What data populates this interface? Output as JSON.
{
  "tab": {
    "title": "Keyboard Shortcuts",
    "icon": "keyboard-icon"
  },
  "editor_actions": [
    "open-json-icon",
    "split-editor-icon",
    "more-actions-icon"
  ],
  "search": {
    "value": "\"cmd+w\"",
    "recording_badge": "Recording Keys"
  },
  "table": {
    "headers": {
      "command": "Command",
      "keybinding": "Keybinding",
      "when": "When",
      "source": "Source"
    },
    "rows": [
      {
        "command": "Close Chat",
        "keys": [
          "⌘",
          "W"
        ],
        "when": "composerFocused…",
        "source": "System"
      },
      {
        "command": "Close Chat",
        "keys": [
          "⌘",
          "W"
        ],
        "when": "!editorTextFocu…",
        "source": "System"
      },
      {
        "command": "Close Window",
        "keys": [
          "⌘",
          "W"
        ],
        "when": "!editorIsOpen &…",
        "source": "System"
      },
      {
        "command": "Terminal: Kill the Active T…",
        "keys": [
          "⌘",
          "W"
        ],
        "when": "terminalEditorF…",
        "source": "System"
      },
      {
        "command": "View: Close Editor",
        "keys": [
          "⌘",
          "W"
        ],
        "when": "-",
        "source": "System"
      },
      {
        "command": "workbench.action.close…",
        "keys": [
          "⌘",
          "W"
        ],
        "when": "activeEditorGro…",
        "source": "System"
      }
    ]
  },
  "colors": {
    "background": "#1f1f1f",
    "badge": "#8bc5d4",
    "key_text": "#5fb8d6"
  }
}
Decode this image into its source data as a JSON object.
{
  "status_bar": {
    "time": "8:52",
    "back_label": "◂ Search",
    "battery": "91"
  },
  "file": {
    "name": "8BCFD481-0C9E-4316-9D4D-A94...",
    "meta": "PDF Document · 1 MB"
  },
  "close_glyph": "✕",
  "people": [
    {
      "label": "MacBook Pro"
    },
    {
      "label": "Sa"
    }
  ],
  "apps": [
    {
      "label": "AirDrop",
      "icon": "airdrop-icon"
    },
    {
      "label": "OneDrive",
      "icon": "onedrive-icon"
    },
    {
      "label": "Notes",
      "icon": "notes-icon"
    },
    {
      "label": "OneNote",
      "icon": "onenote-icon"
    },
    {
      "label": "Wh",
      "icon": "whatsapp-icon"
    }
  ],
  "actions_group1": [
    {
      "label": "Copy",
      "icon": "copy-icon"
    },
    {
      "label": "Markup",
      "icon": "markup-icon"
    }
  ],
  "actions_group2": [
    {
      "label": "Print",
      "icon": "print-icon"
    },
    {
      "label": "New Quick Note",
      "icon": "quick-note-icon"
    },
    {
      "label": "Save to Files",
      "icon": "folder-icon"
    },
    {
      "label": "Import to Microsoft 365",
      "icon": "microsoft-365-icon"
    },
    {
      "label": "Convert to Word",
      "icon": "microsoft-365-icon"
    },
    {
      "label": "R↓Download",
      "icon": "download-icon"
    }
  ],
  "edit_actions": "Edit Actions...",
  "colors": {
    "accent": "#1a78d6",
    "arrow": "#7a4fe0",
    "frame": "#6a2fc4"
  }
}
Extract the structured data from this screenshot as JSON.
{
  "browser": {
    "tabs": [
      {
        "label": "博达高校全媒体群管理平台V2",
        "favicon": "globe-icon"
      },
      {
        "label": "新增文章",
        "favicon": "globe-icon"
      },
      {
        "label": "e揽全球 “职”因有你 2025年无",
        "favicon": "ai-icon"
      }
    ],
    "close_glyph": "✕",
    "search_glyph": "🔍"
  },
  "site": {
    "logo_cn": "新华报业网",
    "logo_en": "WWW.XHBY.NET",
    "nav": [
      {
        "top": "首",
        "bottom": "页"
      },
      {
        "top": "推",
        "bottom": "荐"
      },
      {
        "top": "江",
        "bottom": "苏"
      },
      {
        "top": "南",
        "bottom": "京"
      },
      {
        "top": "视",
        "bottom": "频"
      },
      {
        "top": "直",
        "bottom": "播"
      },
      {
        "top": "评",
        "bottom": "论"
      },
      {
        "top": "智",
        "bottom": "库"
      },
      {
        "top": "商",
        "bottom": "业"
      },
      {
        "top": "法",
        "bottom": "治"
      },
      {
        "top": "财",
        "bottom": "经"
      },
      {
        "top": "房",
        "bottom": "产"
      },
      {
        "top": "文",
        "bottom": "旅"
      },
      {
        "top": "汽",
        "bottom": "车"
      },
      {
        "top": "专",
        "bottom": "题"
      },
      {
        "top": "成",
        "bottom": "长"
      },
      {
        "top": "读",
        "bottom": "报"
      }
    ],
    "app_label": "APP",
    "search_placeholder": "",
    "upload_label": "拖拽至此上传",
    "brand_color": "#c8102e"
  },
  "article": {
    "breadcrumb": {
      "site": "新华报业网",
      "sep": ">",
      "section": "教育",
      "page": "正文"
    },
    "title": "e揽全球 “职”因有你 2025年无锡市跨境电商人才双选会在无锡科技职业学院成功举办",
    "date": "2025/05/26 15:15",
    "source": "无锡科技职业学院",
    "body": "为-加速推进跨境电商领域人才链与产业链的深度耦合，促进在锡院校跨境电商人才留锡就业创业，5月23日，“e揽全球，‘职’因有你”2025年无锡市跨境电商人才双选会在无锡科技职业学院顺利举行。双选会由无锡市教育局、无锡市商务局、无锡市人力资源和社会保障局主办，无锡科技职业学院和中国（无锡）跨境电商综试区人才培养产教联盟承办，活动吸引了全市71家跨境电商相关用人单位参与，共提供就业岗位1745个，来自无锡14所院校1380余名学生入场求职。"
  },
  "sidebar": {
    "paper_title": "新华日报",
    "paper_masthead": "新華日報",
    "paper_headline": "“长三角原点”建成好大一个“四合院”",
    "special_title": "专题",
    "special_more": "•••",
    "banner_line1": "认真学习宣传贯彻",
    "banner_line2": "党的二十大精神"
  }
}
══════
SHORT EXERCISE> Once more, set down the full listing, verbatim.

CORRECT OUTPUT>
What data populates this interface? Output as JSON.
{
  "tab": {
    "title": "Keyboard Shortcuts",
    "icon": "keyboard-icon"
  },
  "editor_actions": [
    "open-json-icon",
    "split-editor-icon",
    "more-actions-icon"
  ],
  "search": {
    "value": "\"cmd+w\"",
    "recording_badge": "Recording Keys"
  },
  "table": {
    "headers": {
      "command": "Command",
      "keybinding": "Keybinding",
      "when": "When",
      "source": "Source"
    },
    "rows": [
      {
        "command": "Close Chat",
        "keys": [
          "⌘",
          "W"
        ],
        "when": "composerFocused…",
        "source": "System"
      },
      {
        "command": "Close Chat",
        "keys": [
          "⌘",
          "W"
        ],
        "when": "!editorTextFocu…",
        "source": "System"
      },
      {
        "command": "Close Window",
        "keys": [
          "⌘",
          "W"
        ],
        "when": "!editorIsOpen &…",
        "source": "System"
      },
      {
        "command": "Terminal: Kill the Active T…",
        "keys": [
          "⌘",
          "W"
        ],
        "when": "terminalEditorF…",
        "source": "System"
      },
      {
        "command": "View: Close Editor",
        "keys": [
          "⌘",
          "W"
        ],
        "when": "-",
        "source": "System"
      },
      {
        "command": "workbench.action.close…",
        "keys": [
          "⌘",
          "W"
        ],
        "when": "activeEditorGro…",
        "source": "System"
      }
    ]
  },
  "colors": {
    "background": "#1f1f1f",
    "badge": "#8bc5d4",
    "key_text": "#5fb8d6"
  }
}
Decode this image into its source data as a JSON object.
{
  "status_bar": {
    "time": "8:52",
    "back_label": "◂ Search",
    "battery": "91"
  },
  "file": {
    "name": "8BCFD481-0C9E-4316-9D4D-A94...",
    "meta": "PDF Document · 1 MB"
  },
  "close_glyph": "✕",
  "people": [
    {
      "label": "MacBook Pro"
    },
    {
      "label": "Sa"
    }
  ],
  "apps": [
    {
      "label": "AirDrop",
      "icon": "airdrop-icon"
    },
    {
      "label": "OneDrive",
      "icon": "onedrive-icon"
    },
    {
      "label": "Notes",
      "icon": "notes-icon"
    },
    {
      "label": "OneNote",
      "icon": "onenote-icon"
    },
    {
      "label": "Wh",
      "icon": "whatsapp-icon"
    }
  ],
  "actions_group1": [
    {
      "label": "Copy",
      "icon": "copy-icon"
    },
    {
      "label": "Markup",
      "icon": "markup-icon"
    }
  ],
  "actions_group2": [
    {
      "label": "Print",
      "icon": "print-icon"
    },
    {
      "label": "New Quick Note",
      "icon": "quick-note-icon"
    },
    {
      "label": "Save to Files",
      "icon": "folder-icon"
    },
    {
      "label": "Import to Microsoft 365",
      "icon": "microsoft-365-icon"
    },
    {
      "label": "Convert to Word",
      "icon": "microsoft-365-icon"
    },
    {
      "label": "R↓Download",
      "icon": "download-icon"
    }
  ],
  "edit_actions": "Edit Actions...",
  "colors": {
    "accent": "#1a78d6",
    "arrow": "#7a4fe0",
    "frame": "#6a2fc4"
  }
}
Extract the structured data from this screenshot as JSON.
{
  "browser": {
    "tabs": [
      {
        "label": "博达高校全媒体群管理平台V2",
        "favicon": "globe-icon"
      },
      {
        "label": "新增文章",
        "favicon": "globe-icon"
      },
      {
        "label": "e揽全球 “职”因有你 2025年无",
        "favicon": "ai-icon"
      }
    ],
    "close_glyph": "✕",
    "search_glyph": "🔍"
  },
  "site": {
    "logo_cn": "新华报业网",
    "logo_en": "WWW.XHBY.NET",
    "nav": [
      {
        "top": "首",
        "bottom": "页"
      },
      {
        "top": "推",
        "bottom": "荐"
      },
      {
        "top": "江",
        "bottom": "苏"
      },
      {
        "top": "南",
        "bottom": "京"
      },
      {
        "top": "视",
        "bottom": "频"
      },
      {
        "top": "直",
        "bottom": "播"
      },
      {
        "top": "评",
        "bottom": "论"
      },
      {
        "top": "智",
        "bottom": "库"
      },
      {
        "top": "商",
        "bottom": "业"
      },
      {
        "top": "法",
        "bottom": "治"
      },
      {
        "top": "财",
        "bottom": "经"
      },
      {
        "top": "房",
        "bottom": "产"
      },
      {
        "top": "文",
        "bottom": "旅"
      },
      {
        "top": "汽",
        "bottom": "车"
      },
      {
        "top": "专",
        "bottom": "题"
      },
      {
        "top": "成",
        "bottom": "长"
      },
      {
        "top": "读",
        "bottom": "报"
      }
    ],
    "app_label": "APP",
    "search_placeholder": "",
    "upload_label": "拖拽至此上传",
    "brand_color": "#c8102e"
  },
  "article": {
    "breadcrumb": {
      "site": "新华报业网",
      "sep": ">",
      "section": "教育",
      "page": "正文"
    },
    "title": "e揽全球 “职”因有你 2025年无锡市跨境电商人才双选会在无锡科技职业学院成功举办",
    "date": "2025/05/26 15:15",
    "source": "无锡科技职业学院",
    "body": "为-加速推进跨境电商领域人才链与产业链的深度耦合，促进在锡院校跨境电商人才留锡就业创业，5月23日，“e揽全球，‘职’因有你”2025年无锡市跨境电商人才双选会在无锡科技职业学院顺利举行。双选会由无锡市教育局、无锡市商务局、无锡市人力资源和社会保障局主办，无锡科技职业学院和中国（无锡）跨境电商综试区人才培养产教联盟承办，活动吸引了全市71家跨境电商相关用人单位参与，共提供就业岗位1745个，来自无锡14所院校1380余名学生入场求职。"
  },
  "sidebar": {
    "paper_title": "新华日报",
    "paper_masthead": "新華日報",
    "paper_headline": "“长三角原点”建成好大一个“四合院”",
    "special_title": "专题",
    "special_more": "•••",
    "banner_line1": "认真学习宣传贯彻",
    "banner_line2": "党的二十大精神"
  }
}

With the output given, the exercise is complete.